*REQUEST:* Gather every line in the records below that contains the word "sensations".

>> begin DATA FOR THIS EXERCISE

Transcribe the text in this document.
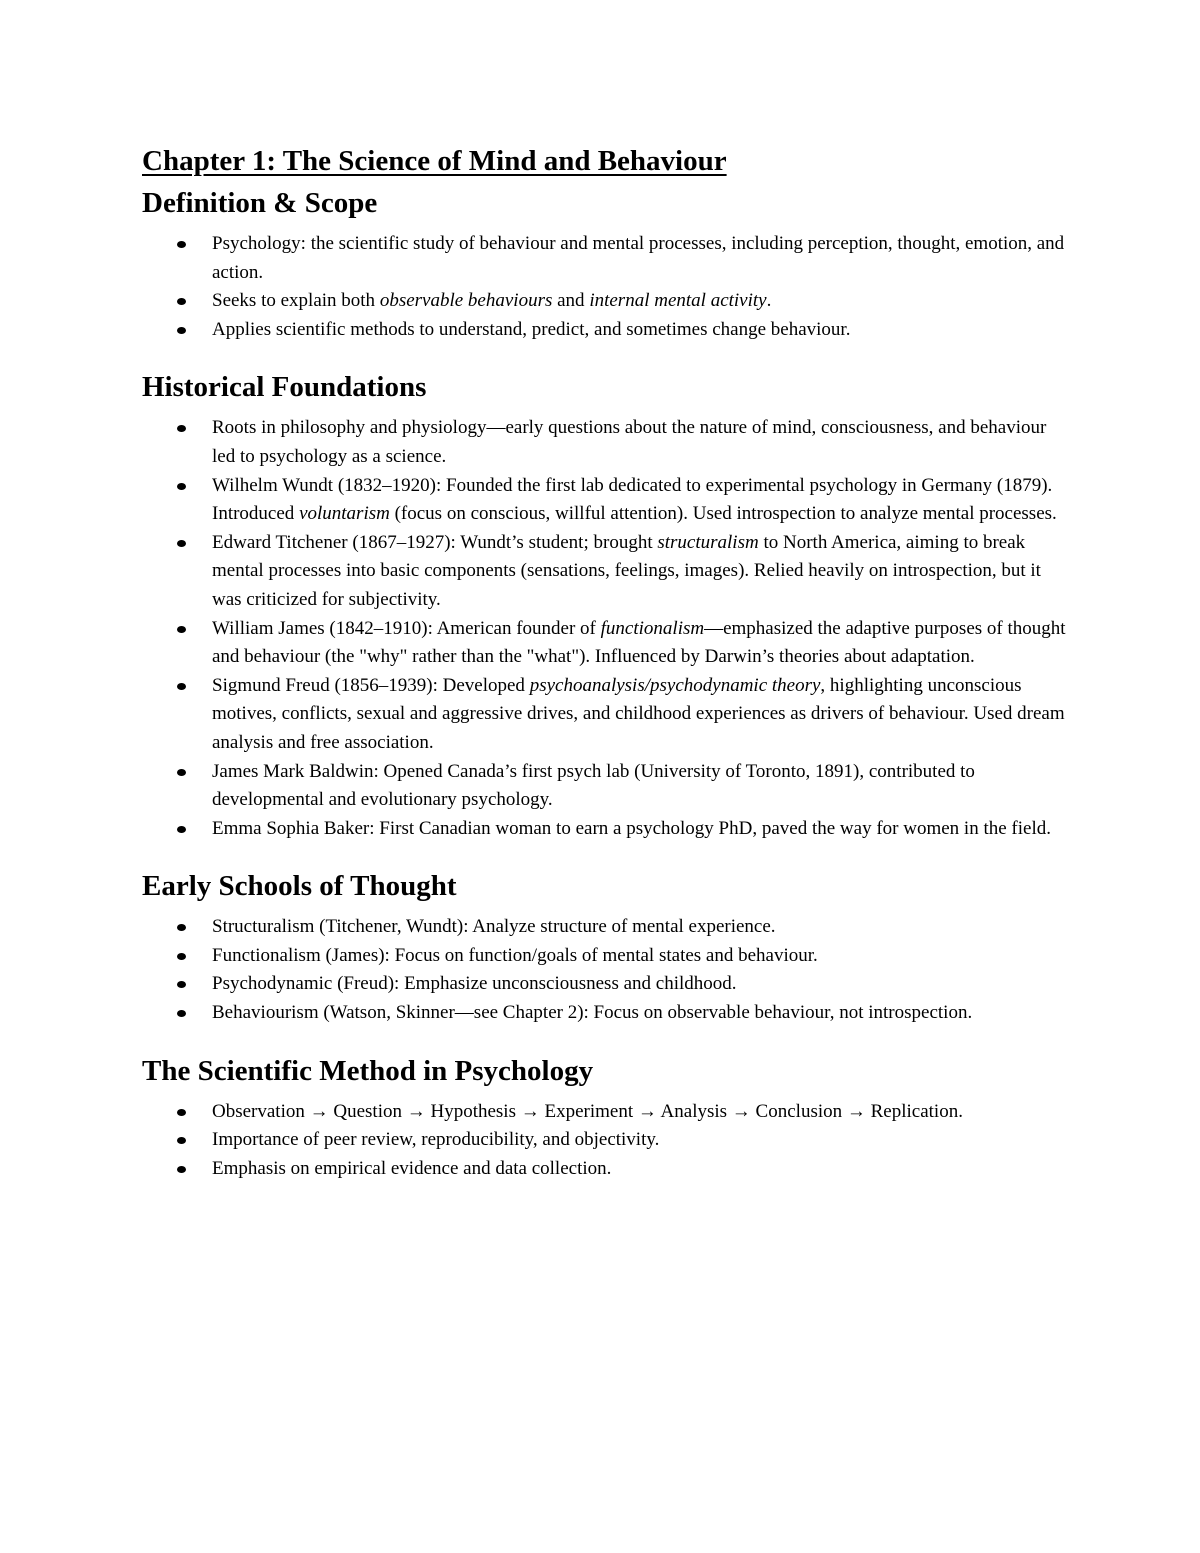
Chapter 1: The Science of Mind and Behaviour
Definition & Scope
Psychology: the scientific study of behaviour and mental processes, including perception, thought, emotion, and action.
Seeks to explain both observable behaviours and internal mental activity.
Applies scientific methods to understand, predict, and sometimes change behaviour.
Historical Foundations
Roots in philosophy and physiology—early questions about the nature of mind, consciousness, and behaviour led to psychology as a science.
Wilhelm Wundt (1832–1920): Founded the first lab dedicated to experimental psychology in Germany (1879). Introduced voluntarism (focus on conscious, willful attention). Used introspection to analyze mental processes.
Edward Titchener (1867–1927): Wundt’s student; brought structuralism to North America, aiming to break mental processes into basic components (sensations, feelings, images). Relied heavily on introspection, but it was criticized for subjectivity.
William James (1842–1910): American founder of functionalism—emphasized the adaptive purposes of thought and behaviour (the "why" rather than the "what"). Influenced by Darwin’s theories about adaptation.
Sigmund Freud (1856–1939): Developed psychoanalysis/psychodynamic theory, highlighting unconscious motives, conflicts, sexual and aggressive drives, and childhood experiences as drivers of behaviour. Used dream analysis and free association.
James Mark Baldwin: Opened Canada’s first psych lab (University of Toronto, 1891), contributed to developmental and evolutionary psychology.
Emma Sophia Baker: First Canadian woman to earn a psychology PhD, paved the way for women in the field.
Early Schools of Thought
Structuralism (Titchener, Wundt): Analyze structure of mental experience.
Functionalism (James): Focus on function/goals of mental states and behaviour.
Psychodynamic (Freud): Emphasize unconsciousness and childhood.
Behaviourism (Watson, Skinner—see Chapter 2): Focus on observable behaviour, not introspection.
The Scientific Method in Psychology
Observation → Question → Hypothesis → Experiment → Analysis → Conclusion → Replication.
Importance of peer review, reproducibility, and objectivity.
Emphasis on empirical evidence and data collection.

>> end DATA FOR THIS EXERCISE
>> begin DATA FOR THIS EXERCISE

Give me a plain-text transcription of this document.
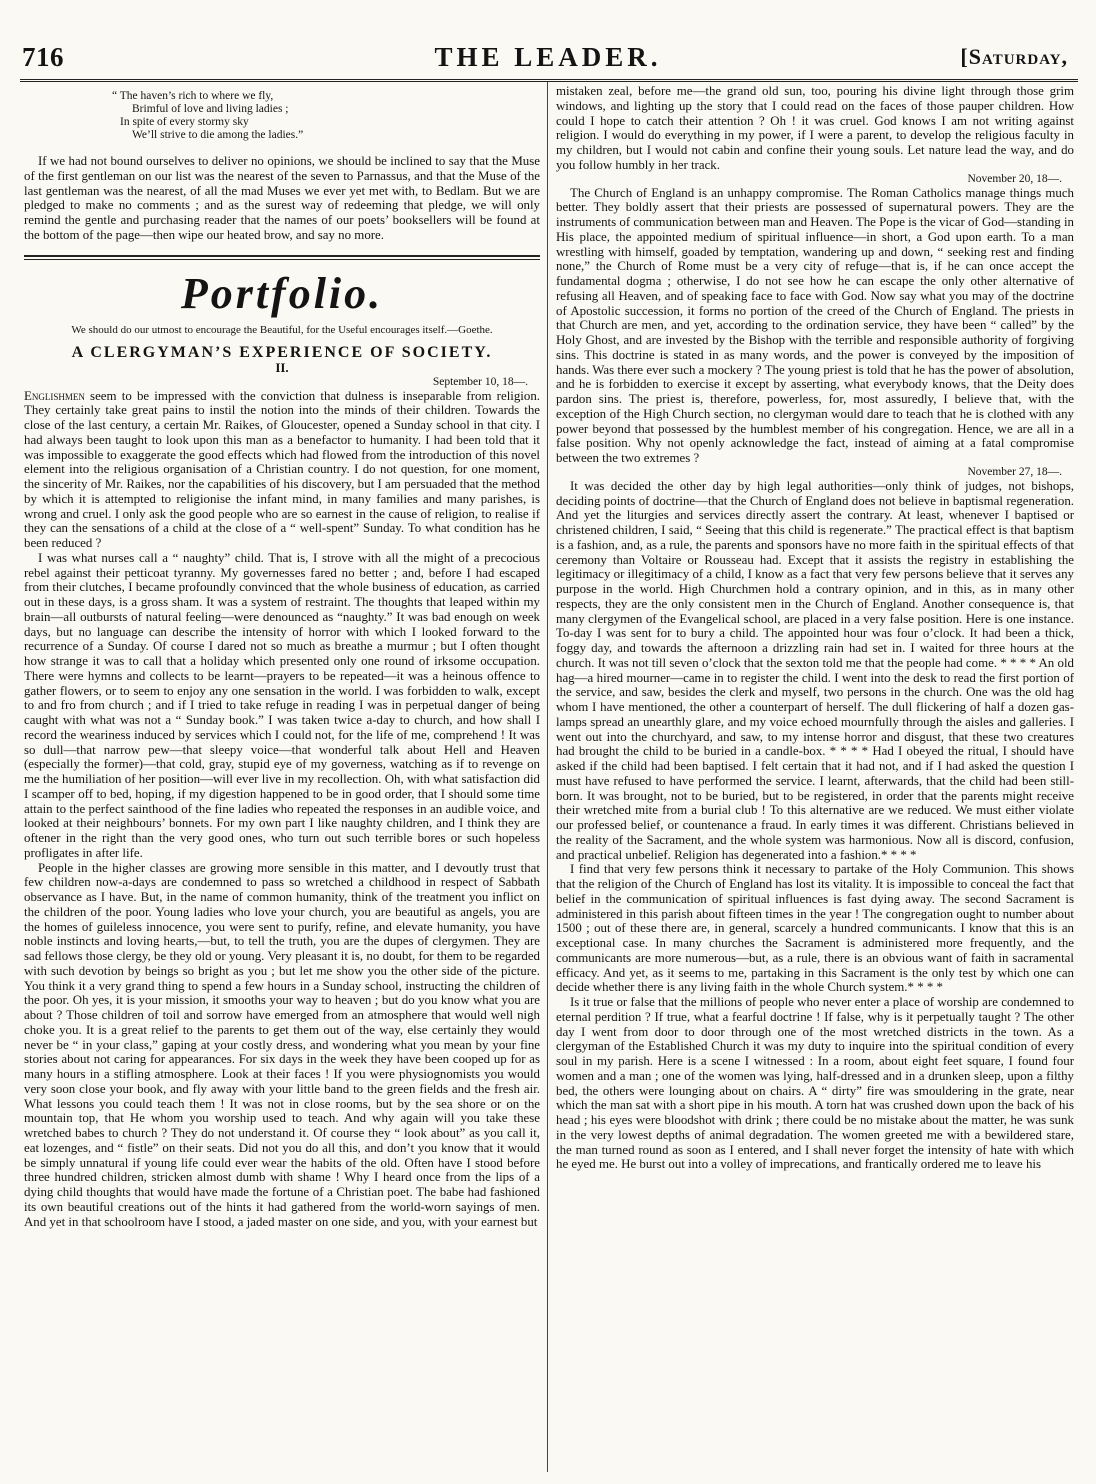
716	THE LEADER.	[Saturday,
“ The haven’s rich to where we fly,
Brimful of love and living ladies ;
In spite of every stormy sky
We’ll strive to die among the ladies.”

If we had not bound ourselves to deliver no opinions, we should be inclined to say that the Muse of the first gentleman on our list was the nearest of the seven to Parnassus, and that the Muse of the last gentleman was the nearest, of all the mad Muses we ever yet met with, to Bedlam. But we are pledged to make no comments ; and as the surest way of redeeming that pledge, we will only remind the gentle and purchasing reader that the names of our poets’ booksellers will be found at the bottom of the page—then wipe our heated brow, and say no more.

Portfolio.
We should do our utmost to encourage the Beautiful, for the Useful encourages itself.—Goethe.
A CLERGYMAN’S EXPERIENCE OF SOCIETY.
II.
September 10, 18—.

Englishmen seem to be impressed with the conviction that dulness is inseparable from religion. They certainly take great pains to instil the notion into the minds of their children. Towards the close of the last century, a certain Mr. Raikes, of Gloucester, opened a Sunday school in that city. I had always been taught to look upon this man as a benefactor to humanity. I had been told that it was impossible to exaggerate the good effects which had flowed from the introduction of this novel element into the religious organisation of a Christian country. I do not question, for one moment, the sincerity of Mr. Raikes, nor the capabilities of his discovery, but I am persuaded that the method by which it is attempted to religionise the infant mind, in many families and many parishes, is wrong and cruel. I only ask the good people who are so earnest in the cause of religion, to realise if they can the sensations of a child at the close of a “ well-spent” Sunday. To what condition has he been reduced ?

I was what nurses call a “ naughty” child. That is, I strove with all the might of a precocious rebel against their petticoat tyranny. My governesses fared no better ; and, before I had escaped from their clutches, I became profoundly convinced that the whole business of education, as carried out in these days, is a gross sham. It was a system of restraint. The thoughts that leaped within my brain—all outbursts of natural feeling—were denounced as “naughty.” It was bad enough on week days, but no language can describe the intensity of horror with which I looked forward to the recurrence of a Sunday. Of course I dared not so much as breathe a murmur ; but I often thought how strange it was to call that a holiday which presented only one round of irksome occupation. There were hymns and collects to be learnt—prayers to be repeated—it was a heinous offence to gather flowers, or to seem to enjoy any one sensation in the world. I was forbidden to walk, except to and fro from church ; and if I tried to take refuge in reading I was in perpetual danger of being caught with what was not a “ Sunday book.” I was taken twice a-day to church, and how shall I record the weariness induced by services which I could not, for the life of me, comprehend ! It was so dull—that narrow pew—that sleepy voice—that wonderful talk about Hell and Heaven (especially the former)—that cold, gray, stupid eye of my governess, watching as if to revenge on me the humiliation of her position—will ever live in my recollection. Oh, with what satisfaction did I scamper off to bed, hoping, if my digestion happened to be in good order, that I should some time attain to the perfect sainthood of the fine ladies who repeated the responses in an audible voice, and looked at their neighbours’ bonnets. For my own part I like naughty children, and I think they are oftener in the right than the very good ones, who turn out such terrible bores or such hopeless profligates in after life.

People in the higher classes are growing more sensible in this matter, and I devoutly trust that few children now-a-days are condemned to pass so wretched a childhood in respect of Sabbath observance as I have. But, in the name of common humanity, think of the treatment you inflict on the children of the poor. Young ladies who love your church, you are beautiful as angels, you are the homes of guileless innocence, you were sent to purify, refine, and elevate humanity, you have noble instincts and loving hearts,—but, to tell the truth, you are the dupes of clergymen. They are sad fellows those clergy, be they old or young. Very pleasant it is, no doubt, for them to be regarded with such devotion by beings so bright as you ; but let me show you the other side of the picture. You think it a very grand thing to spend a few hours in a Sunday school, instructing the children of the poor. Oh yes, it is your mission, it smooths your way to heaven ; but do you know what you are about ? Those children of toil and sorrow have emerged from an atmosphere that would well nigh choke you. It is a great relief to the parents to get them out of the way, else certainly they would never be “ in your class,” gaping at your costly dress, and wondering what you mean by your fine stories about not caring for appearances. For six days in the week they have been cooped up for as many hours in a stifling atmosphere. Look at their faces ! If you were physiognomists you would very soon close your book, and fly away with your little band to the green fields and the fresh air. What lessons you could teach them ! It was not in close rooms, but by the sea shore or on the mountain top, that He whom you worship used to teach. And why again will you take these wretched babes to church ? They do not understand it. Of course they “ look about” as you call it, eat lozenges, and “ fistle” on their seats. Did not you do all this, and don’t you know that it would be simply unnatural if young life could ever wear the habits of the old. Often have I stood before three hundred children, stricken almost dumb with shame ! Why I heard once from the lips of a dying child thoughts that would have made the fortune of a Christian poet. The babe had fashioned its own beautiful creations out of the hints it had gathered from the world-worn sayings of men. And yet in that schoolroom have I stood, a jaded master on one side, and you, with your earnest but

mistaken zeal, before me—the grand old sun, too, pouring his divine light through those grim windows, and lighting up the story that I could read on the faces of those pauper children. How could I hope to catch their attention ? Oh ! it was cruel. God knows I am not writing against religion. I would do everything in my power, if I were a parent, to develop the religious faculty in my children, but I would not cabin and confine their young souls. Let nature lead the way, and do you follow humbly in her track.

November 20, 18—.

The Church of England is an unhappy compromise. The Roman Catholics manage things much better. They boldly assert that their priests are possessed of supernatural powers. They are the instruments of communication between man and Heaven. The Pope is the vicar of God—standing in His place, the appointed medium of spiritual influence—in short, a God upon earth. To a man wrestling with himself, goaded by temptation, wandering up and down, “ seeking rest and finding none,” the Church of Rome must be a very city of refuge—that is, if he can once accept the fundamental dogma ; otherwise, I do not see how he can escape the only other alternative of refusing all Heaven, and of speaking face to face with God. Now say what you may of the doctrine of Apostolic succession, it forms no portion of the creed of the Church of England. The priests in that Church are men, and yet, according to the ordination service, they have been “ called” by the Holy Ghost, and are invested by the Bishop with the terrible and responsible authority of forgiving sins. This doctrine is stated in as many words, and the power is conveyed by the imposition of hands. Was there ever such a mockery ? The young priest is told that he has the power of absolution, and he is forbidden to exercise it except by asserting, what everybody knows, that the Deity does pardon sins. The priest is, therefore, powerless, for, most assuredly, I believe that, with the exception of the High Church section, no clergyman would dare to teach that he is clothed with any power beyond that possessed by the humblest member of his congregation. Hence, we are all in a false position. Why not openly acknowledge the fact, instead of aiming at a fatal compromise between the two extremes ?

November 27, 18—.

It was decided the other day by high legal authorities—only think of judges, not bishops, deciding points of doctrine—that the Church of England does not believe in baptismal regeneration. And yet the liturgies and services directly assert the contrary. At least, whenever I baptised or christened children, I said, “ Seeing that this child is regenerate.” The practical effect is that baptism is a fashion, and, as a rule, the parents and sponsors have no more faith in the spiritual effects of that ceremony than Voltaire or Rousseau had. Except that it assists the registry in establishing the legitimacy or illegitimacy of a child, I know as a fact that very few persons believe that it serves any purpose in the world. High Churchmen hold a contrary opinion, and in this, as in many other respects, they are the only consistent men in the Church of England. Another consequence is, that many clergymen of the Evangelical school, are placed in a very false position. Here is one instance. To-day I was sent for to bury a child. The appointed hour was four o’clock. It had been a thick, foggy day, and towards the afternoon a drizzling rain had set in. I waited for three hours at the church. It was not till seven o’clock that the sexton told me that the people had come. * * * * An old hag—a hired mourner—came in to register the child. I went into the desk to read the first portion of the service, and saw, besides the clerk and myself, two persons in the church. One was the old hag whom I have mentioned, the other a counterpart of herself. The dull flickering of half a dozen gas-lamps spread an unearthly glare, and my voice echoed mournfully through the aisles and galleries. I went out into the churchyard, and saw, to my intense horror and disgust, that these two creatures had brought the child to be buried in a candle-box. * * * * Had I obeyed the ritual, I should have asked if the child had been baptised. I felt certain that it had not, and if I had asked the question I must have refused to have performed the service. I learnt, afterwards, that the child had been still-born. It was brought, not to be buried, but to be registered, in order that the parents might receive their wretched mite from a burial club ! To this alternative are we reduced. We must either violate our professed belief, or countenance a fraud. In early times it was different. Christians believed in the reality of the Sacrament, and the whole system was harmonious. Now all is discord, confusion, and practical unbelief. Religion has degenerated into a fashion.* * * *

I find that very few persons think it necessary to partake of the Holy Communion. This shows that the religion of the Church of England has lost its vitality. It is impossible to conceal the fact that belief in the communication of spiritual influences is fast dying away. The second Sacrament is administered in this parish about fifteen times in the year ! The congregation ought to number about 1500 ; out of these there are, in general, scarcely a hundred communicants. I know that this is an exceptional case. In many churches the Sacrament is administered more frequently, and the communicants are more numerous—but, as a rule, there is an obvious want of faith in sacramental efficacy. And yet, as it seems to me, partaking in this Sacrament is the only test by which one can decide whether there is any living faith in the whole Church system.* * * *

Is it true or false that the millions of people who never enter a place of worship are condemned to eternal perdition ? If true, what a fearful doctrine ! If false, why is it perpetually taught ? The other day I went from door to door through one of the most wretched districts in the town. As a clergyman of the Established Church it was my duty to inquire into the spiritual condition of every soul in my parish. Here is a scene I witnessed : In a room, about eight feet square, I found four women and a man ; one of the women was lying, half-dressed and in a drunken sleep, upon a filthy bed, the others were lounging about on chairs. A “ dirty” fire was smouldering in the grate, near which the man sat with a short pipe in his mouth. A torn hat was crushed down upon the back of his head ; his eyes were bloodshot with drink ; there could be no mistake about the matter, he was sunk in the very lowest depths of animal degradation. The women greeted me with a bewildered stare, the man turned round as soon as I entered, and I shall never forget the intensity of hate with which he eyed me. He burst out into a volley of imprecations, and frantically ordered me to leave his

>> end DATA FOR THIS EXERCISE

*ANSWER TO THIS TASK:*
Edward Titchener (1867–1927): Wundt’s student; brought structuralism to North America, aiming to break mental processes into basic components (sensations, feelings, images). Relied heavily on introspection, but it was criticized for subjectivity.
Englishmen seem to be impressed with the conviction that dulness is inseparable from religion. They certainly take great pains to instil the notion into the minds of their children. Towards the close of the last century, a certain Mr. Raikes, of Gloucester, opened a Sunday school in that city. I had always been taught to look upon this man as a benefactor to humanity. I had been told that it was impossible to exaggerate the good effects which had flowed from the introduction of this novel element into the religious organisation of a Christian country. I do not question, for one moment, the sincerity of Mr. Raikes, nor the capabilities of his discovery, but I am persuaded that the method by which it is attempted to religionise the infant mind, in many families and many parishes, is wrong and cruel. I only ask the good people who are so earnest in the cause of religion, to realise if they can the sensations of a child at the close of a “ well-spent” Sunday. To what condition has he been reduced ?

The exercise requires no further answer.